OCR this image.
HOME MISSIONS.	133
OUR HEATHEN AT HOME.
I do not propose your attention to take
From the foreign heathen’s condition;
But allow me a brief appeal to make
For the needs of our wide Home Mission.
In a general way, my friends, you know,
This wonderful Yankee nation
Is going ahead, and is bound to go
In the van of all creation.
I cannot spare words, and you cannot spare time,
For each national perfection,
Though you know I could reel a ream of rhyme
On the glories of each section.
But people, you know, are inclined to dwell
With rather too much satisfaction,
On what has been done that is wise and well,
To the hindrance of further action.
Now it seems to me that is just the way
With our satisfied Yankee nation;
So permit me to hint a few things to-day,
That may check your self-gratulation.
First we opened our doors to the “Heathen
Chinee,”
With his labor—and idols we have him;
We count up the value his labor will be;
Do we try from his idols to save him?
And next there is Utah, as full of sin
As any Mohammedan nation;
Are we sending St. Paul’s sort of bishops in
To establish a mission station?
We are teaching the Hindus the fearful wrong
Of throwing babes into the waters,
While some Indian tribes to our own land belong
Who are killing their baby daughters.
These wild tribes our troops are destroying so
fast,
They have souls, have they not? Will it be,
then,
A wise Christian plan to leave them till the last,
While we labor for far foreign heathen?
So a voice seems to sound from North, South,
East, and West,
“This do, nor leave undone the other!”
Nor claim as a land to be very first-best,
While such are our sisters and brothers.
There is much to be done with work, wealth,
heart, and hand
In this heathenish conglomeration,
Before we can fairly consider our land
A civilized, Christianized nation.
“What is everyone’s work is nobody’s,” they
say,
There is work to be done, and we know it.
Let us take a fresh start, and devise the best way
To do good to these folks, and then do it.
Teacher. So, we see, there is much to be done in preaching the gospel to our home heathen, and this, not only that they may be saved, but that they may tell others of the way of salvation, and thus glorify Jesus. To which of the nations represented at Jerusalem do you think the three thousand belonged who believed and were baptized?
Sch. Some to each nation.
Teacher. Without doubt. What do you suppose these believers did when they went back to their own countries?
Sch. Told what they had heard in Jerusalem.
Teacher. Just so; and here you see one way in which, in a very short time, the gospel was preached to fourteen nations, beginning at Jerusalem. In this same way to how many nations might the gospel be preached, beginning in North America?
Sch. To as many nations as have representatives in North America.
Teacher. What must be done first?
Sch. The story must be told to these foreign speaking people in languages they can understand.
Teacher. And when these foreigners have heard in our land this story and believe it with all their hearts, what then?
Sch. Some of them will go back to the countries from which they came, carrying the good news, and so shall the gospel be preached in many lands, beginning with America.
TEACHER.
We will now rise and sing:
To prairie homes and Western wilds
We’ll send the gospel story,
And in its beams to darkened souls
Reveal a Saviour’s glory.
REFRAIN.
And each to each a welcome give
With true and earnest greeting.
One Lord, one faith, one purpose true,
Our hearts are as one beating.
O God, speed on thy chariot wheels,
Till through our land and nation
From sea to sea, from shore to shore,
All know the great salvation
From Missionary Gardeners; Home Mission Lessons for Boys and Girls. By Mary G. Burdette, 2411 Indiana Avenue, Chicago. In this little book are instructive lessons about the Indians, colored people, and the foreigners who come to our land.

## Aim of the exercise
Return the entries above exactly as they appear.

## Task response
OCR this image.
HOME MISSIONS.	133
OUR HEATHEN AT HOME.
I do not propose your attention to take
From the foreign heathen’s condition;
But allow me a brief appeal to make
For the needs of our wide Home Mission.
In a general way, my friends, you know,
This wonderful Yankee nation
Is going ahead, and is bound to go
In the van of all creation.
I cannot spare words, and you cannot spare time,
For each national perfection,
Though you know I could reel a ream of rhyme
On the glories of each section.
But people, you know, are inclined to dwell
With rather too much satisfaction,
On what has been done that is wise and well,
To the hindrance of further action.
Now it seems to me that is just the way
With our satisfied Yankee nation;
So permit me to hint a few things to-day,
That may check your self-gratulation.
First we opened our doors to the “Heathen
Chinee,”
With his labor—and idols we have him;
We count up the value his labor will be;
Do we try from his idols to save him?
And next there is Utah, as full of sin
As any Mohammedan nation;
Are we sending St. Paul’s sort of bishops in
To establish a mission station?
We are teaching the Hindus the fearful wrong
Of throwing babes into the waters,
While some Indian tribes to our own land belong
Who are killing their baby daughters.
These wild tribes our troops are destroying so
fast,
They have souls, have they not? Will it be,
then,
A wise Christian plan to leave them till the last,
While we labor for far foreign heathen?
So a voice seems to sound from North, South,
East, and West,
“This do, nor leave undone the other!”
Nor claim as a land to be very first-best,
While such are our sisters and brothers.
There is much to be done with work, wealth,
heart, and hand
In this heathenish conglomeration,
Before we can fairly consider our land
A civilized, Christianized nation.
“What is everyone’s work is nobody’s,” they
say,
There is work to be done, and we know it.
Let us take a fresh start, and devise the best way
To do good to these folks, and then do it.
Teacher. So, we see, there is much to be done in preaching the gospel to our home heathen, and this, not only that they may be saved, but that they may tell others of the way of salvation, and thus glorify Jesus. To which of the nations represented at Jerusalem do you think the three thousand belonged who believed and were baptized?
Sch. Some to each nation.
Teacher. Without doubt. What do you suppose these believers did when they went back to their own countries?
Sch. Told what they had heard in Jerusalem.
Teacher. Just so; and here you see one way in which, in a very short time, the gospel was preached to fourteen nations, beginning at Jerusalem. In this same way to how many nations might the gospel be preached, beginning in North America?
Sch. To as many nations as have representatives in North America.
Teacher. What must be done first?
Sch. The story must be told to these foreign speaking people in languages they can understand.
Teacher. And when these foreigners have heard in our land this story and believe it with all their hearts, what then?
Sch. Some of them will go back to the countries from which they came, carrying the good news, and so shall the gospel be preached in many lands, beginning with America.
TEACHER.
We will now rise and sing:
To prairie homes and Western wilds
We’ll send the gospel story,
And in its beams to darkened souls
Reveal a Saviour’s glory.
REFRAIN.
And each to each a welcome give
With true and earnest greeting.
One Lord, one faith, one purpose true,
Our hearts are as one beating.
O God, speed on thy chariot wheels,
Till through our land and nation
From sea to sea, from shore to shore,
All know the great salvation
From Missionary Gardeners; Home Mission Lessons for Boys and Girls. By Mary G. Burdette, 2411 Indiana Avenue, Chicago. In this little book are instructive lessons about the Indians, colored people, and the foreigners who come to our land.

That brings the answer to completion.